--- start ---

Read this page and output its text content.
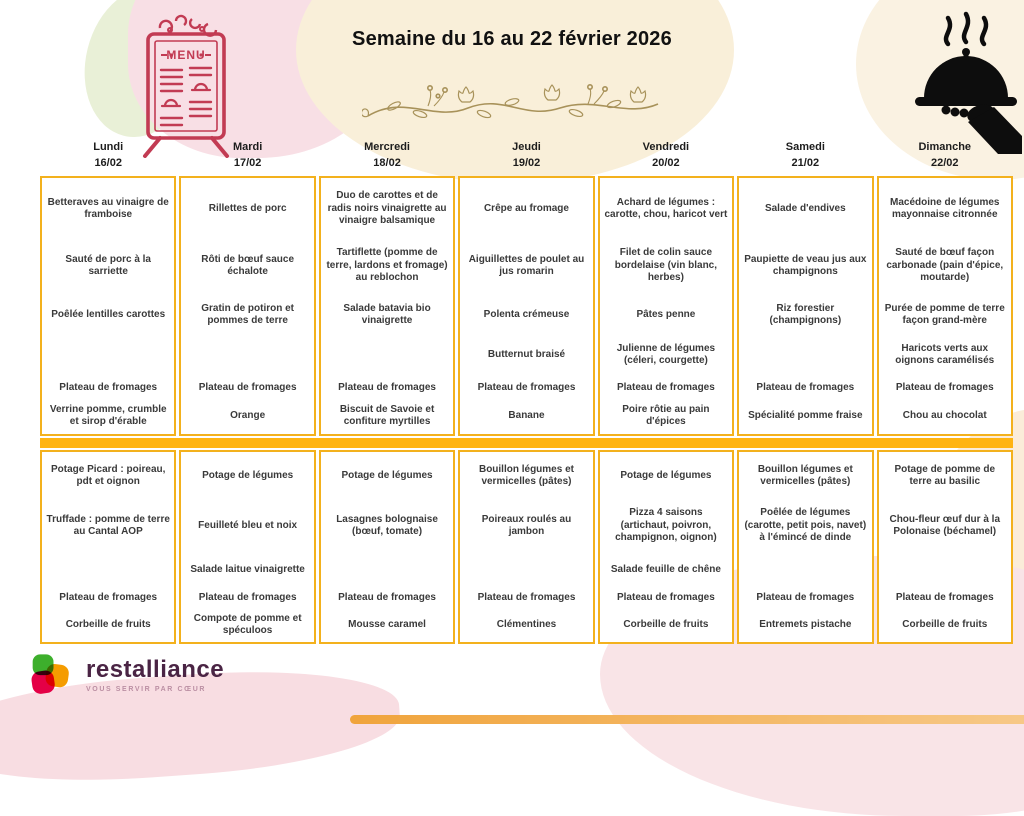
MENU
Semaine du 16 au 22 février 2026
Lundi
16/02
Mardi
17/02
Mercredi
18/02
Jeudi
19/02
Vendredi
20/02
Samedi
21/02
Dimanche
22/02
Betteraves au vinaigre de framboise
Sauté de porc à la sarriette
Poêlée lentilles carottes
Plateau de fromages
Verrine pomme, crumble et sirop d'érable
Rillettes de porc
Rôti de bœuf sauce échalote
Gratin de potiron et pommes de terre
Plateau de fromages
Orange
Duo de carottes et de radis noirs vinaigrette au vinaigre balsamique
Tartiflette (pomme de terre, lardons et fromage) au reblochon
Salade batavia bio vinaigrette
Plateau de fromages
Biscuit de Savoie et confiture myrtilles
Crêpe au fromage
Aiguillettes de poulet au jus romarin
Polenta crémeuse
Butternut braisé
Plateau de fromages
Banane
Achard de légumes : carotte, chou, haricot vert
Filet de colin sauce bordelaise (vin blanc, herbes)
Pâtes penne
Julienne de légumes (céleri, courgette)
Plateau de fromages
Poire rôtie au pain d'épices
Salade d'endives
Paupiette de veau jus aux champignons
Riz forestier (champignons)
Plateau de fromages
Spécialité pomme fraise
Macédoine de légumes mayonnaise citronnée
Sauté de bœuf façon carbonade (pain d'épice, moutarde)
Purée de pomme de terre façon grand-mère
Haricots verts aux oignons caramélisés
Plateau de fromages
Chou au chocolat
Potage Picard : poireau, pdt et oignon
Truffade : pomme de terre au Cantal AOP
Plateau de fromages
Corbeille de fruits
Potage de légumes
Feuilleté bleu et noix
Salade laitue vinaigrette
Plateau de fromages
Compote de pomme et spéculoos
Potage de légumes
Lasagnes bolognaise (bœuf, tomate)
Plateau de fromages
Mousse caramel
Bouillon légumes et vermicelles (pâtes)
Poireaux roulés au jambon
Plateau de fromages
Clémentines
Potage de légumes
Pizza 4 saisons (artichaut, poivron, champignon, oignon)
Salade feuille de chêne
Plateau de fromages
Corbeille de fruits
Bouillon légumes et vermicelles (pâtes)
Poêlée de légumes (carotte, petit pois, navet) à l'émincé de dinde
Plateau de fromages
Entremets pistache
Potage de pomme de terre au basilic
Chou-fleur œuf dur à la Polonaise (béchamel)
Plateau de fromages
Corbeille de fruits
restalliance
VOUS SERVIR PAR CŒUR
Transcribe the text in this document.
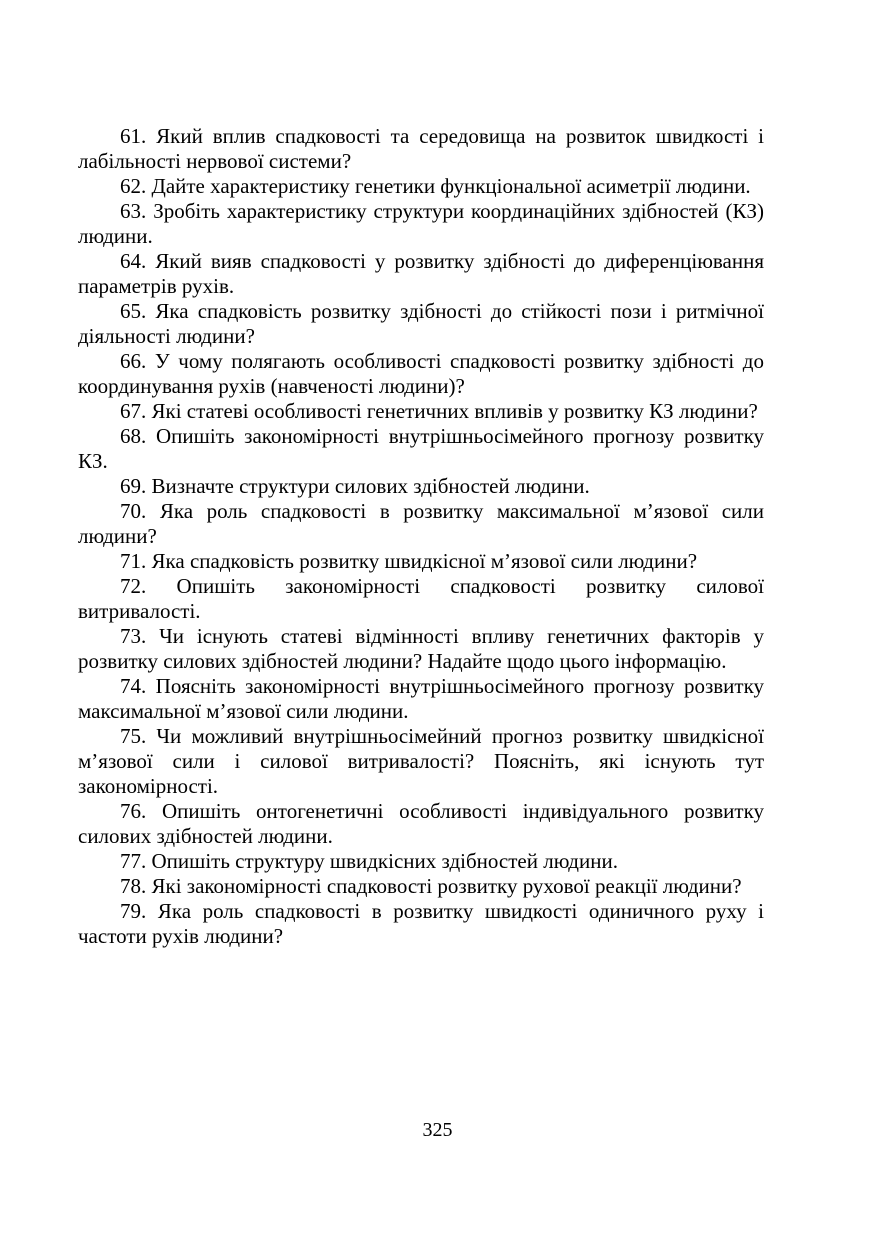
61. Який вплив спадковості та середовища на розвиток швидкості і лабільності нервової системи?

62. Дайте характеристику генетики функціональної асиметрії людини.

63. Зробіть характеристику структури координаційних здібностей (КЗ) людини.

64. Який вияв спадковості у розвитку здібності до диференціювання параметрів рухів.

65. Яка спадковість розвитку здібності до стійкості пози і ритмічної діяльності людини?

66. У чому полягають особливості спадковості розвитку здібності до координування рухів (навченості людини)?

67. Які статеві особливості генетичних впливів у розвитку КЗ людини?

68. Опишіть закономірності внутрішньосімейного прогнозу розвитку КЗ.

69. Визначте структури силових здібностей людини.

70. Яка роль спадковості в розвитку максимальної м’язової сили людини?

71. Яка спадковість розвитку швидкісної м’язової сили людини?

72. Опишіть закономірності спадковості розвитку силової витривалості.

73. Чи існують статеві відмінності впливу генетичних факторів у розвитку силових здібностей людини? Надайте щодо цього інформацію.

74. Поясніть закономірності внутрішньосімейного прогнозу розвитку максимальної м’язової сили людини.

75. Чи можливий внутрішньосімейний прогноз розвитку швидкісної м’язової сили і силової витривалості? Поясніть, які існують тут закономірності.

76. Опишіть онтогенетичні особливості індивідуального розвитку силових здібностей людини.

77. Опишіть структуру швидкісних здібностей людини.

78. Які закономірності спадковості розвитку рухової реакції людини?

79. Яка роль спадковості в розвитку швидкості одиничного руху і частоти рухів людини?

325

--- end ---

Copy each line above precisely, dropping the pictures.

ANSWER TO THE EXERCISE:
Read this page and output its text content.
MENU
Semaine du 16 au 22 février 2026
Lundi
16/02
Mardi
17/02
Mercredi
18/02
Jeudi
19/02
Vendredi
20/02
Samedi
21/02
Dimanche
22/02
Betteraves au vinaigre de framboise
Sauté de porc à la sarriette
Poêlée lentilles carottes
Plateau de fromages
Verrine pomme, crumble et sirop d'érable
Rillettes de porc
Rôti de bœuf sauce échalote
Gratin de potiron et pommes de terre
Plateau de fromages
Orange
Duo de carottes et de radis noirs vinaigrette au vinaigre balsamique
Tartiflette (pomme de terre, lardons et fromage) au reblochon
Salade batavia bio vinaigrette
Plateau de fromages
Biscuit de Savoie et confiture myrtilles
Crêpe au fromage
Aiguillettes de poulet au jus romarin
Polenta crémeuse
Butternut braisé
Plateau de fromages
Banane
Achard de légumes : carotte, chou, haricot vert
Filet de colin sauce bordelaise (vin blanc, herbes)
Pâtes penne
Julienne de légumes (céleri, courgette)
Plateau de fromages
Poire rôtie au pain d'épices
Salade d'endives
Paupiette de veau jus aux champignons
Riz forestier (champignons)
Plateau de fromages
Spécialité pomme fraise
Macédoine de légumes mayonnaise citronnée
Sauté de bœuf façon carbonade (pain d'épice, moutarde)
Purée de pomme de terre façon grand-mère
Haricots verts aux oignons caramélisés
Plateau de fromages
Chou au chocolat
Potage Picard : poireau, pdt et oignon
Truffade : pomme de terre au Cantal AOP
Plateau de fromages
Corbeille de fruits
Potage de légumes
Feuilleté bleu et noix
Salade laitue vinaigrette
Plateau de fromages
Compote de pomme et spéculoos
Potage de légumes
Lasagnes bolognaise (bœuf, tomate)
Plateau de fromages
Mousse caramel
Bouillon légumes et vermicelles (pâtes)
Poireaux roulés au jambon
Plateau de fromages
Clémentines
Potage de légumes
Pizza 4 saisons (artichaut, poivron, champignon, oignon)
Salade feuille de chêne
Plateau de fromages
Corbeille de fruits
Bouillon légumes et vermicelles (pâtes)
Poêlée de légumes (carotte, petit pois, navet) à l'émincé de dinde
Plateau de fromages
Entremets pistache
Potage de pomme de terre au basilic
Chou-fleur œuf dur à la Polonaise (béchamel)
Plateau de fromages
Corbeille de fruits
restalliance
VOUS SERVIR PAR CŒUR
Transcribe the text in this document.
61. Який вплив спадковості та середовища на розвиток швидкості і лабільності нервової системи?

62. Дайте характеристику генетики функціональної асиметрії людини.

63. Зробіть характеристику структури координаційних здібностей (КЗ) людини.

64. Який вияв спадковості у розвитку здібності до диференціювання параметрів рухів.

65. Яка спадковість розвитку здібності до стійкості пози і ритмічної діяльності людини?

66. У чому полягають особливості спадковості розвитку здібності до координування рухів (навченості людини)?

67. Які статеві особливості генетичних впливів у розвитку КЗ людини?

68. Опишіть закономірності внутрішньосімейного прогнозу розвитку КЗ.

69. Визначте структури силових здібностей людини.

70. Яка роль спадковості в розвитку максимальної м’язової сили людини?

71. Яка спадковість розвитку швидкісної м’язової сили людини?

72. Опишіть закономірності спадковості розвитку силової витривалості.

73. Чи існують статеві відмінності впливу генетичних факторів у розвитку силових здібностей людини? Надайте щодо цього інформацію.

74. Поясніть закономірності внутрішньосімейного прогнозу розвитку максимальної м’язової сили людини.

75. Чи можливий внутрішньосімейний прогноз розвитку швидкісної м’язової сили і силової витривалості? Поясніть, які існують тут закономірності.

76. Опишіть онтогенетичні особливості індивідуального розвитку силових здібностей людини.

77. Опишіть структуру швидкісних здібностей людини.

78. Які закономірності спадковості розвитку рухової реакції людини?

79. Яка роль спадковості в розвитку швидкості одиничного руху і частоти рухів людини?

325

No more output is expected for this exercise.